*THE TASK*: List each line holding the string "content".

*INFORMATION GIVEN*:
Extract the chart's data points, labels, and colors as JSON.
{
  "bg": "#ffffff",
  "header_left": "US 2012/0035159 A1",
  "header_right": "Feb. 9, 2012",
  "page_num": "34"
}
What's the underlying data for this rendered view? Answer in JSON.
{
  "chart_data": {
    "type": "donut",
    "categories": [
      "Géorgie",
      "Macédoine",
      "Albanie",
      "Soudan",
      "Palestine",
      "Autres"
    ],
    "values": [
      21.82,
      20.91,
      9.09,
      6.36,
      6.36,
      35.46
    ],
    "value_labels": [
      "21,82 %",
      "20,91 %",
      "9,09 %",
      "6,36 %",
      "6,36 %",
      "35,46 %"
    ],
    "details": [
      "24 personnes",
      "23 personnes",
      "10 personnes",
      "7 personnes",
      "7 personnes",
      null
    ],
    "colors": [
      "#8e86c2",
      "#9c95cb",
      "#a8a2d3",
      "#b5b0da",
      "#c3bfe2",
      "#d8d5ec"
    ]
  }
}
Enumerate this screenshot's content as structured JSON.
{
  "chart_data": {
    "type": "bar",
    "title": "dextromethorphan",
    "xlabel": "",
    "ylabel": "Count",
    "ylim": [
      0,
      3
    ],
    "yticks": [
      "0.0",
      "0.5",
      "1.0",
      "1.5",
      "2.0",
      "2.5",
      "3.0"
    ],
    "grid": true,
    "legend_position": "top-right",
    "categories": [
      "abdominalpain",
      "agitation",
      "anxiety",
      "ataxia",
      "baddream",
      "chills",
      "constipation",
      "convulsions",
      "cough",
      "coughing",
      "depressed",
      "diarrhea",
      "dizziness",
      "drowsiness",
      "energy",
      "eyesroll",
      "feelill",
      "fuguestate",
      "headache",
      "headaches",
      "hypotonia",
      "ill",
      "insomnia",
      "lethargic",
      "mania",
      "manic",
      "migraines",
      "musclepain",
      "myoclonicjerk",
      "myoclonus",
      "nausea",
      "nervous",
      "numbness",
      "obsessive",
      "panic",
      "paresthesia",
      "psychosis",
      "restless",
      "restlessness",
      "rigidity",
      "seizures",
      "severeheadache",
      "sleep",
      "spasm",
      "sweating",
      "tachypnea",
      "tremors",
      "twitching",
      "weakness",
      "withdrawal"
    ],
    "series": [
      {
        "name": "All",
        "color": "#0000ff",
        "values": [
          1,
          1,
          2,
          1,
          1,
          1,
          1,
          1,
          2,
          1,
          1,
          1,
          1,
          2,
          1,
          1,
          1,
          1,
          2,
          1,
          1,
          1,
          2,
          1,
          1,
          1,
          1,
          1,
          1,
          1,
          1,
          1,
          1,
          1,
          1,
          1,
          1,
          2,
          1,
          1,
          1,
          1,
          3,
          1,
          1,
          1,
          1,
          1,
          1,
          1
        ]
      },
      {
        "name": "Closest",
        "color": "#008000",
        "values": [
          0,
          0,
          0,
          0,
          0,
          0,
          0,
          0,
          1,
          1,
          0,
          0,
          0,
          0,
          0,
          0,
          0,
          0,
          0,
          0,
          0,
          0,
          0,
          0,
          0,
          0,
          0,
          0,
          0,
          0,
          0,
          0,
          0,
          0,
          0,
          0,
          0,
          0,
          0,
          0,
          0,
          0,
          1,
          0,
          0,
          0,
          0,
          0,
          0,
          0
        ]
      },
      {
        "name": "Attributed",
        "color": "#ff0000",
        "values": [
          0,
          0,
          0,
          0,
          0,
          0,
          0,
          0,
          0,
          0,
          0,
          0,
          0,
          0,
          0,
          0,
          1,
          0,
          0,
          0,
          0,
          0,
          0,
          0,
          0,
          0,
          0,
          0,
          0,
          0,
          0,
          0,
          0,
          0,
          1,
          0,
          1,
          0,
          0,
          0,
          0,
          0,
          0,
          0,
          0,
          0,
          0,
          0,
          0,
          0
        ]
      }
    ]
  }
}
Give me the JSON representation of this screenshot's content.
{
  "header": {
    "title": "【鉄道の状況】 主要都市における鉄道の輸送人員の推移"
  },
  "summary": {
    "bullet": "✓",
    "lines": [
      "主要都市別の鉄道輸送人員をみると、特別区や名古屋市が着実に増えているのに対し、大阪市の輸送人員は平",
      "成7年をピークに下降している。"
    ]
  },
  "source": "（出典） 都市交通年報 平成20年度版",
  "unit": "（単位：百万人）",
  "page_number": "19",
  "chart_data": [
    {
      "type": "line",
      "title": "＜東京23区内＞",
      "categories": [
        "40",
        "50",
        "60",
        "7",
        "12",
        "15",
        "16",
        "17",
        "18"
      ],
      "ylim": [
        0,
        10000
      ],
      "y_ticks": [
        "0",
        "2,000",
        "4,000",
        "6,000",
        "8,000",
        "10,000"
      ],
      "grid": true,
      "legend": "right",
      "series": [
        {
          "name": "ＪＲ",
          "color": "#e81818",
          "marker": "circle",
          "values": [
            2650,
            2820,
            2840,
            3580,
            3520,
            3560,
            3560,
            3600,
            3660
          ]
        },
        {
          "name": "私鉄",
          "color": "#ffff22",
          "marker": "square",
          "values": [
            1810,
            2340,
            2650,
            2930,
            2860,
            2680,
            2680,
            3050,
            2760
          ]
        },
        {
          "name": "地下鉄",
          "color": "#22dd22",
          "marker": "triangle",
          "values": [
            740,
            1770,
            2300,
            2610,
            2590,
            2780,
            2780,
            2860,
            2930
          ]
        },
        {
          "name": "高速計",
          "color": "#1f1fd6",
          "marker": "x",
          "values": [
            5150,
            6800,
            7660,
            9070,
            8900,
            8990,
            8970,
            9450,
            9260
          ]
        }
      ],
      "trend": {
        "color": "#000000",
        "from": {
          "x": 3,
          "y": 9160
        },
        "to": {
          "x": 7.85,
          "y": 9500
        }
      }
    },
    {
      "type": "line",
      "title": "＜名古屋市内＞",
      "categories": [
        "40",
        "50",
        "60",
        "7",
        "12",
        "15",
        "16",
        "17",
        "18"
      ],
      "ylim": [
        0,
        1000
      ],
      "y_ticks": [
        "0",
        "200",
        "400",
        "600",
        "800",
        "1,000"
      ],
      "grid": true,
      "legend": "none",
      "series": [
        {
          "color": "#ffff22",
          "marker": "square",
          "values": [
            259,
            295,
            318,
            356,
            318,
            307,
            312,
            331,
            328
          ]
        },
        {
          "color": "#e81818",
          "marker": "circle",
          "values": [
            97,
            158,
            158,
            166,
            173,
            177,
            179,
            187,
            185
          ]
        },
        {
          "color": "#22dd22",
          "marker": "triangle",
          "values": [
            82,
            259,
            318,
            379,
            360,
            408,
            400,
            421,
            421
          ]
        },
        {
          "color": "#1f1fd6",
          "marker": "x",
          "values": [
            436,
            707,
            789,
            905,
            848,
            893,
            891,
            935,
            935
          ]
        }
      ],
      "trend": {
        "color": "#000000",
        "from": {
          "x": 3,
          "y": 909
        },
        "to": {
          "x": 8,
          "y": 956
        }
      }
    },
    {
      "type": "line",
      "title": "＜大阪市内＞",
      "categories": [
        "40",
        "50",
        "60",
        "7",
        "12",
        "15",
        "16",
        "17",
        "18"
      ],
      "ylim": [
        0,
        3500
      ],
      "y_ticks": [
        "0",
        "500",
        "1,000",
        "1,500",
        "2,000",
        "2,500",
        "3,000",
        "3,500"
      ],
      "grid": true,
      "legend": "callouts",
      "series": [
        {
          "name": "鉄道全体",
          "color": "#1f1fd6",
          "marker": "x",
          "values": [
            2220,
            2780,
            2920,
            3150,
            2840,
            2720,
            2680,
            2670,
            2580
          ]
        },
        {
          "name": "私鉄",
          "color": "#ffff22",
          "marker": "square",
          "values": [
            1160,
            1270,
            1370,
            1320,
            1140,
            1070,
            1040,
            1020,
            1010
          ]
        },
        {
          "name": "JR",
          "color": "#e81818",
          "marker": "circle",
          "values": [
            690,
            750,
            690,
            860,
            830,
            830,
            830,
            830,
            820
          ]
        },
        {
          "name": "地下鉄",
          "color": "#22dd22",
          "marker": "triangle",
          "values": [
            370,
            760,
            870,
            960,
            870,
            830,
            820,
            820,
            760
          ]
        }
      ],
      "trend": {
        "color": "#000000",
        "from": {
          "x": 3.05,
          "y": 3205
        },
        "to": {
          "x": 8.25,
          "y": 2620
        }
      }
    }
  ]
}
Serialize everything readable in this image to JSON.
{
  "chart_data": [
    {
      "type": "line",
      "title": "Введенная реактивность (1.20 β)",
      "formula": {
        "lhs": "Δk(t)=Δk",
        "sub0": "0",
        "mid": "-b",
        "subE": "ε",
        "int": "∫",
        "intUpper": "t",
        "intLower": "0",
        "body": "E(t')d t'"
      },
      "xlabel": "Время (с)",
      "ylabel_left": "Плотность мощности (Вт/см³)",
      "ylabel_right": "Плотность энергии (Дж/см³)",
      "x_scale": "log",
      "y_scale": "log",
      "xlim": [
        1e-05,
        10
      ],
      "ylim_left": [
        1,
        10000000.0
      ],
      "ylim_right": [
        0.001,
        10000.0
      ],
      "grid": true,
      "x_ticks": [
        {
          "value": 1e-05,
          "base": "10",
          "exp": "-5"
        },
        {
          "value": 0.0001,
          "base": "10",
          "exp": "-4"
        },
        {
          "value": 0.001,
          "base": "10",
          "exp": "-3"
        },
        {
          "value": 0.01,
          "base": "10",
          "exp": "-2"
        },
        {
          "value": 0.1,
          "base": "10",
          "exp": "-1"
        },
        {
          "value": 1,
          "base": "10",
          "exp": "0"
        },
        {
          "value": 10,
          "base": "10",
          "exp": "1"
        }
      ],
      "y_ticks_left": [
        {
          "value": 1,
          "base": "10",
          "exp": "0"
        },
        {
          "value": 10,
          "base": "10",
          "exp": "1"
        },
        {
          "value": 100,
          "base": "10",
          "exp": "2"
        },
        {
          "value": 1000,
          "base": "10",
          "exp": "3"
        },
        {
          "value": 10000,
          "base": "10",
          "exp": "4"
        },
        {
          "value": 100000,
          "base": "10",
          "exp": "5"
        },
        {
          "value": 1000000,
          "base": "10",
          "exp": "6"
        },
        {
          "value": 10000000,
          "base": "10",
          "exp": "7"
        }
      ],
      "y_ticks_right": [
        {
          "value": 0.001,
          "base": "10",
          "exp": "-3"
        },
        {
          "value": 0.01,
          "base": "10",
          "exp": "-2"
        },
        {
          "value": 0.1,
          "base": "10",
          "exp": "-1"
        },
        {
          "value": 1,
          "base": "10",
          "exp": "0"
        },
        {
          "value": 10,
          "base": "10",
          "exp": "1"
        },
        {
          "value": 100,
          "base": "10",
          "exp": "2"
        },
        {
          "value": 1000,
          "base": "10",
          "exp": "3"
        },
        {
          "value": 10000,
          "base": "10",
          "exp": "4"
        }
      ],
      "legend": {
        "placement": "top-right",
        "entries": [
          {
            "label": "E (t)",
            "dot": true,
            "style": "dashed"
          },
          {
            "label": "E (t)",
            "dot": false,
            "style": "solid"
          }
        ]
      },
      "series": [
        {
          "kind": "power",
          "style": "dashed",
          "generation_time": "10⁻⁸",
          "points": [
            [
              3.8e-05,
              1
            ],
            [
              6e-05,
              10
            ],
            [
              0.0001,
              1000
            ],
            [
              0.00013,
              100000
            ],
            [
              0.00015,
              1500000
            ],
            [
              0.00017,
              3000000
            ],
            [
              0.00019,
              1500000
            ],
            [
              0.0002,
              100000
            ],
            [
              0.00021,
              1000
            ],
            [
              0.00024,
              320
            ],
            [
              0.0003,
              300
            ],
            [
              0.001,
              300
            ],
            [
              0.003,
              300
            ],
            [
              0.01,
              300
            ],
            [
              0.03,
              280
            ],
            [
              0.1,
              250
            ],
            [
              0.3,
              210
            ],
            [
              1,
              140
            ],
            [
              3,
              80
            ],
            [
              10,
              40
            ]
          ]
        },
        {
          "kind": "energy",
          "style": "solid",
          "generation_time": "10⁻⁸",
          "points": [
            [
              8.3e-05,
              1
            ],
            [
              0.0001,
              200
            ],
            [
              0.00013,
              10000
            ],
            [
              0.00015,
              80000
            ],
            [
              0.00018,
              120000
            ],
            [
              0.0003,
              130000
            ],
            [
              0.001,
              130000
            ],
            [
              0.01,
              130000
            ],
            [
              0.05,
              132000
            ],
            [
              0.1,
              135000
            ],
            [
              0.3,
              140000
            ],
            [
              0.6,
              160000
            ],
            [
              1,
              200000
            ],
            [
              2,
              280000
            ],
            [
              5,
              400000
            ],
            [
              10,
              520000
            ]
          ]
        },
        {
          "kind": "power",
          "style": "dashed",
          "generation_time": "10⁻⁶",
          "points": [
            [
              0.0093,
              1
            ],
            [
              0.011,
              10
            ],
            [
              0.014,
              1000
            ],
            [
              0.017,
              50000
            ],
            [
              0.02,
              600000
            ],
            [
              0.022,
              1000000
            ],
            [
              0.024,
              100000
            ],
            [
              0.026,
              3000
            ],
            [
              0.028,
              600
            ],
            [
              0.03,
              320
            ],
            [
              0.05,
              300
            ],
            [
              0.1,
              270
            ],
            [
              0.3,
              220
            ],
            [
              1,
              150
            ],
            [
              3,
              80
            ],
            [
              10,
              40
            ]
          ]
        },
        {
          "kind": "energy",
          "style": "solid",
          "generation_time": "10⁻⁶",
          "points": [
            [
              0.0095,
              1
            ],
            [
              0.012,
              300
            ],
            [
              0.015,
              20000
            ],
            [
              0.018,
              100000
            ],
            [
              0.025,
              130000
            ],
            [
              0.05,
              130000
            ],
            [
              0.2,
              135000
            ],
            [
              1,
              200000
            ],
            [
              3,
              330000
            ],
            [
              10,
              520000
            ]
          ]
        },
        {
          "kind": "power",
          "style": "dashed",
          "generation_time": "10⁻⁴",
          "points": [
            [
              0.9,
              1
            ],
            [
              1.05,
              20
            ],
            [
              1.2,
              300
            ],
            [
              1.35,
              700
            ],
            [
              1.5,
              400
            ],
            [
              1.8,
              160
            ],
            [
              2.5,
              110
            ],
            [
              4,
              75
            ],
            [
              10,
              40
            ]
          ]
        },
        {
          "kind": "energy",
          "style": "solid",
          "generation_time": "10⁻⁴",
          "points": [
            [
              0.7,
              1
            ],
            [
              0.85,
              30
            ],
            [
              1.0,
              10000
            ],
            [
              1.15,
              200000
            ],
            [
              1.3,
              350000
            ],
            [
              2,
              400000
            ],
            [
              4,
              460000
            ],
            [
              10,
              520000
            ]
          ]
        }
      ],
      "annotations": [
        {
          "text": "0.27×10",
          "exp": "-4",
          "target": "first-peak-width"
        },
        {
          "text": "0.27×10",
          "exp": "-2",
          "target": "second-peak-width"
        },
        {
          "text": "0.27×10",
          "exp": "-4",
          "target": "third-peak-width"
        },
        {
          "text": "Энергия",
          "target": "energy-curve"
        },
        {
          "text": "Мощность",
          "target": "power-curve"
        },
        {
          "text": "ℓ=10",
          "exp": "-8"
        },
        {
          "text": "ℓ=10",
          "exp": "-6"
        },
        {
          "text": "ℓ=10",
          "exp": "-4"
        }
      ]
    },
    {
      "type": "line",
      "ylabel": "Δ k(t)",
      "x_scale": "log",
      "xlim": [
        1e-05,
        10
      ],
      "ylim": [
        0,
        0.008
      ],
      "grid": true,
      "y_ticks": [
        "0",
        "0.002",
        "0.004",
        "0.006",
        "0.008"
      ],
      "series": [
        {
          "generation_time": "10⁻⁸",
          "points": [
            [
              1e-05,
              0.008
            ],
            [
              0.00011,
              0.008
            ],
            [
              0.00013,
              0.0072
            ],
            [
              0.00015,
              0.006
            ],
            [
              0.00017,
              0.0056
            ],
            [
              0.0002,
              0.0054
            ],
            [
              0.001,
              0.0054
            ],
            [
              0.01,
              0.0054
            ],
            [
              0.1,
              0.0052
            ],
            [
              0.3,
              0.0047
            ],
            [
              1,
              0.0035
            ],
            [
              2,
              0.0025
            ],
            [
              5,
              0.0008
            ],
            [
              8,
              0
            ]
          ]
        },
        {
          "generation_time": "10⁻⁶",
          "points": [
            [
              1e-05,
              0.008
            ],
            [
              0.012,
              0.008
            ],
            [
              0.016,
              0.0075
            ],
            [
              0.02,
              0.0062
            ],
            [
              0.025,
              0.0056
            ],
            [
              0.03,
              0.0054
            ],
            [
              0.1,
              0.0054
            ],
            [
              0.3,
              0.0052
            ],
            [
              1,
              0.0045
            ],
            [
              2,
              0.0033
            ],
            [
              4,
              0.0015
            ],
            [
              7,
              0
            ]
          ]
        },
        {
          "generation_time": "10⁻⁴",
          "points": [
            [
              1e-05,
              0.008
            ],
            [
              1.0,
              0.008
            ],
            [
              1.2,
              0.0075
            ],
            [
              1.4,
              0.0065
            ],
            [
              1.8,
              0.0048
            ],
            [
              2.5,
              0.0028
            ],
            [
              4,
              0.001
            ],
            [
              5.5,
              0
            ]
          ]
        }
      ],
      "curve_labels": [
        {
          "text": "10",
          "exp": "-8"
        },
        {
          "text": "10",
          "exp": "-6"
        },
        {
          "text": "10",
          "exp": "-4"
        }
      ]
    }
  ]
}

*EXERCISE RESPONSE*:
Enumerate this screenshot's content as structured JSON.
Give me the JSON representation of this screenshot's content.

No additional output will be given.